• WORK INSTRUCTIONS
Retype every entry in its entirety, without alteration.

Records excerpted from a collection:
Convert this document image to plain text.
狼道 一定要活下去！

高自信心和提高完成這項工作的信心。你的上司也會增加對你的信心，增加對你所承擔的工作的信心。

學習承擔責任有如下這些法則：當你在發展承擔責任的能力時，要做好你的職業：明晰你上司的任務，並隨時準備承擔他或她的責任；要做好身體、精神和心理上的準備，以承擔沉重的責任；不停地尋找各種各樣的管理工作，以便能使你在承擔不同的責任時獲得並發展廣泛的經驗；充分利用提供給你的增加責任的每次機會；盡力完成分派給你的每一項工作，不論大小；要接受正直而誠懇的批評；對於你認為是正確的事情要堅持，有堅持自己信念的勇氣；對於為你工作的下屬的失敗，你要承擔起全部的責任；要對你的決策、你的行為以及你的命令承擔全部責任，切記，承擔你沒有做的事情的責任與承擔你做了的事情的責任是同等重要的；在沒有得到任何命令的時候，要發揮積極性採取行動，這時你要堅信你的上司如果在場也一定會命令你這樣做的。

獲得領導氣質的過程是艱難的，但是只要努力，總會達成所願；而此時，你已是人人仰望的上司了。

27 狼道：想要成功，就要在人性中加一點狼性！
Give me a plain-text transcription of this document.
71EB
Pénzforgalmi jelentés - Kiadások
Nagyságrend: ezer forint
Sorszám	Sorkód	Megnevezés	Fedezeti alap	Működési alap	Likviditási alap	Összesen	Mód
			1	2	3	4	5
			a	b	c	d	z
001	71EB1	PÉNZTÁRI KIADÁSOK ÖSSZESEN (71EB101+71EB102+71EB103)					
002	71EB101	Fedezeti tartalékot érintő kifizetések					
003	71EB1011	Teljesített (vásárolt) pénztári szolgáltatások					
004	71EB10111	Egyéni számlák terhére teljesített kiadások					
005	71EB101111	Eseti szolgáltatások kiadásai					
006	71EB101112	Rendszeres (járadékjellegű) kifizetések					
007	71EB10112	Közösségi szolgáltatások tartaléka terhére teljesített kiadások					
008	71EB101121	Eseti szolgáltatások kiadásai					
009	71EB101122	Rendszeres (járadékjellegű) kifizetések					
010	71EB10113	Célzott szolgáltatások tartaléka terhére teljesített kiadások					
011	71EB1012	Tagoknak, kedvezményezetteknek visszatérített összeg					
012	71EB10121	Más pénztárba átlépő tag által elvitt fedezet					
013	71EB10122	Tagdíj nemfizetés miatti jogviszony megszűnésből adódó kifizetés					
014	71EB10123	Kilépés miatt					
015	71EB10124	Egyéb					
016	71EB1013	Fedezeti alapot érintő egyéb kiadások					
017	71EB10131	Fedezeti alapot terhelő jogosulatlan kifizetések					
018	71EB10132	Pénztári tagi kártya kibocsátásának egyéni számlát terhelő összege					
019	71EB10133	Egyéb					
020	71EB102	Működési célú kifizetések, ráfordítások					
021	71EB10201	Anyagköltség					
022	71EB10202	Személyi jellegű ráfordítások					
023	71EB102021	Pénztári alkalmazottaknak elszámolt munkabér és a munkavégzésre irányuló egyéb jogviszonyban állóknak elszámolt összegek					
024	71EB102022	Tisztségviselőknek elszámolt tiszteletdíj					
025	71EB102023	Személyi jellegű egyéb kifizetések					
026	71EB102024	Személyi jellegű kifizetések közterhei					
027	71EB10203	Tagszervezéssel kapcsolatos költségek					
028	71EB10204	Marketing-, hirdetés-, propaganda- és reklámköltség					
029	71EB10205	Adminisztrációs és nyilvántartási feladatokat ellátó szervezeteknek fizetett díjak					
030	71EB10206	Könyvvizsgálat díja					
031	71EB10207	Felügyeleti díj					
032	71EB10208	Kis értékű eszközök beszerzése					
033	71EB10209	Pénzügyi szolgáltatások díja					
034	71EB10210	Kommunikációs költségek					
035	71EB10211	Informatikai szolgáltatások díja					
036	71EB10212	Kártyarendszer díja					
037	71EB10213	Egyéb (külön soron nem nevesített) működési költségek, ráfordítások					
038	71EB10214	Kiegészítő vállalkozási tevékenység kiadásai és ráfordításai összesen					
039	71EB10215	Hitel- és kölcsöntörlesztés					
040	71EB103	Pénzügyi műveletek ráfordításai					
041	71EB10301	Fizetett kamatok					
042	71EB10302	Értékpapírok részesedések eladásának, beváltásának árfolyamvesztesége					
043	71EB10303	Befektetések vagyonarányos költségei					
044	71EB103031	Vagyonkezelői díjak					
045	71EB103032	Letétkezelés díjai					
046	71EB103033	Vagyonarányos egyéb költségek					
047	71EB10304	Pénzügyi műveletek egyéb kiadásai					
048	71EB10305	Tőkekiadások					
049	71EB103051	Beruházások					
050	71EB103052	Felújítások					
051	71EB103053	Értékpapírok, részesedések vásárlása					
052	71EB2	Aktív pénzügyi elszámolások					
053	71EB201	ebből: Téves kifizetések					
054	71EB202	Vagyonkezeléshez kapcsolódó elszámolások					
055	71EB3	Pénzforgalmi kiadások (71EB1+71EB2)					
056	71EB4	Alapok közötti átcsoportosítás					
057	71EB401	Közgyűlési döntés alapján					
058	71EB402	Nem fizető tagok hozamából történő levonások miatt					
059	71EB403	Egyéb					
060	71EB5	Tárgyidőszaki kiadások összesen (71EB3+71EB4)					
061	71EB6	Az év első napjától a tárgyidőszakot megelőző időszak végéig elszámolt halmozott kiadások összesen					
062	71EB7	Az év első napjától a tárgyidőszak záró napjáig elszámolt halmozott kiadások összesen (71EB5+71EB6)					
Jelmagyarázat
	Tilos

• WRITTEN ANSWER
Convert this document image to plain text.
狼道 一定要活下去！

高自信心和提高完成這項工作的信心。你的上司也會增加對你的信心，增加對你所承擔的工作的信心。

學習承擔責任有如下這些法則：當你在發展承擔責任的能力時，要做好你的職業：明晰你上司的任務，並隨時準備承擔他或她的責任；要做好身體、精神和心理上的準備，以承擔沉重的責任；不停地尋找各種各樣的管理工作，以便能使你在承擔不同的責任時獲得並發展廣泛的經驗；充分利用提供給你的增加責任的每次機會；盡力完成分派給你的每一項工作，不論大小；要接受正直而誠懇的批評；對於你認為是正確的事情要堅持，有堅持自己信念的勇氣；對於為你工作的下屬的失敗，你要承擔起全部的責任；要對你的決策、你的行為以及你的命令承擔全部責任，切記，承擔你沒有做的事情的責任與承擔你做了的事情的責任是同等重要的；在沒有得到任何命令的時候，要發揮積極性採取行動，這時你要堅信你的上司如果在場也一定會命令你這樣做的。

獲得領導氣質的過程是艱難的，但是只要努力，總會達成所願；而此時，你已是人人仰望的上司了。

27 狼道：想要成功，就要在人性中加一點狼性！
Give me a plain-text transcription of this document.
71EB
Pénzforgalmi jelentés - Kiadások
Nagyságrend: ezer forint
Sorszám	Sorkód	Megnevezés	Fedezeti alap	Működési alap	Likviditási alap	Összesen	Mód
			1	2	3	4	5
			a	b	c	d	z
001	71EB1	PÉNZTÁRI KIADÁSOK ÖSSZESEN (71EB101+71EB102+71EB103)					
002	71EB101	Fedezeti tartalékot érintő kifizetések					
003	71EB1011	Teljesített (vásárolt) pénztári szolgáltatások					
004	71EB10111	Egyéni számlák terhére teljesített kiadások					
005	71EB101111	Eseti szolgáltatások kiadásai					
006	71EB101112	Rendszeres (járadékjellegű) kifizetések					
007	71EB10112	Közösségi szolgáltatások tartaléka terhére teljesített kiadások					
008	71EB101121	Eseti szolgáltatások kiadásai					
009	71EB101122	Rendszeres (járadékjellegű) kifizetések					
010	71EB10113	Célzott szolgáltatások tartaléka terhére teljesített kiadások					
011	71EB1012	Tagoknak, kedvezményezetteknek visszatérített összeg					
012	71EB10121	Más pénztárba átlépő tag által elvitt fedezet					
013	71EB10122	Tagdíj nemfizetés miatti jogviszony megszűnésből adódó kifizetés					
014	71EB10123	Kilépés miatt					
015	71EB10124	Egyéb					
016	71EB1013	Fedezeti alapot érintő egyéb kiadások					
017	71EB10131	Fedezeti alapot terhelő jogosulatlan kifizetések					
018	71EB10132	Pénztári tagi kártya kibocsátásának egyéni számlát terhelő összege					
019	71EB10133	Egyéb					
020	71EB102	Működési célú kifizetések, ráfordítások					
021	71EB10201	Anyagköltség					
022	71EB10202	Személyi jellegű ráfordítások					
023	71EB102021	Pénztári alkalmazottaknak elszámolt munkabér és a munkavégzésre irányuló egyéb jogviszonyban állóknak elszámolt összegek					
024	71EB102022	Tisztségviselőknek elszámolt tiszteletdíj					
025	71EB102023	Személyi jellegű egyéb kifizetések					
026	71EB102024	Személyi jellegű kifizetések közterhei					
027	71EB10203	Tagszervezéssel kapcsolatos költségek					
028	71EB10204	Marketing-, hirdetés-, propaganda- és reklámköltség					
029	71EB10205	Adminisztrációs és nyilvántartási feladatokat ellátó szervezeteknek fizetett díjak					
030	71EB10206	Könyvvizsgálat díja					
031	71EB10207	Felügyeleti díj					
032	71EB10208	Kis értékű eszközök beszerzése					
033	71EB10209	Pénzügyi szolgáltatások díja					
034	71EB10210	Kommunikációs költségek					
035	71EB10211	Informatikai szolgáltatások díja					
036	71EB10212	Kártyarendszer díja					
037	71EB10213	Egyéb (külön soron nem nevesített) működési költségek, ráfordítások					
038	71EB10214	Kiegészítő vállalkozási tevékenység kiadásai és ráfordításai összesen					
039	71EB10215	Hitel- és kölcsöntörlesztés					
040	71EB103	Pénzügyi műveletek ráfordításai					
041	71EB10301	Fizetett kamatok					
042	71EB10302	Értékpapírok részesedések eladásának, beváltásának árfolyamvesztesége					
043	71EB10303	Befektetések vagyonarányos költségei					
044	71EB103031	Vagyonkezelői díjak					
045	71EB103032	Letétkezelés díjai					
046	71EB103033	Vagyonarányos egyéb költségek					
047	71EB10304	Pénzügyi műveletek egyéb kiadásai					
048	71EB10305	Tőkekiadások					
049	71EB103051	Beruházások					
050	71EB103052	Felújítások					
051	71EB103053	Értékpapírok, részesedések vásárlása					
052	71EB2	Aktív pénzügyi elszámolások					
053	71EB201	ebből: Téves kifizetések					
054	71EB202	Vagyonkezeléshez kapcsolódó elszámolások					
055	71EB3	Pénzforgalmi kiadások (71EB1+71EB2)					
056	71EB4	Alapok közötti átcsoportosítás					
057	71EB401	Közgyűlési döntés alapján					
058	71EB402	Nem fizető tagok hozamából történő levonások miatt					
059	71EB403	Egyéb					
060	71EB5	Tárgyidőszaki kiadások összesen (71EB3+71EB4)					
061	71EB6	Az év első napjától a tárgyidőszakot megelőző időszak végéig elszámolt halmozott kiadások összesen					
062	71EB7	Az év első napjától a tárgyidőszak záró napjáig elszámolt halmozott kiadások összesen (71EB5+71EB6)					
Jelmagyarázat
	Tilos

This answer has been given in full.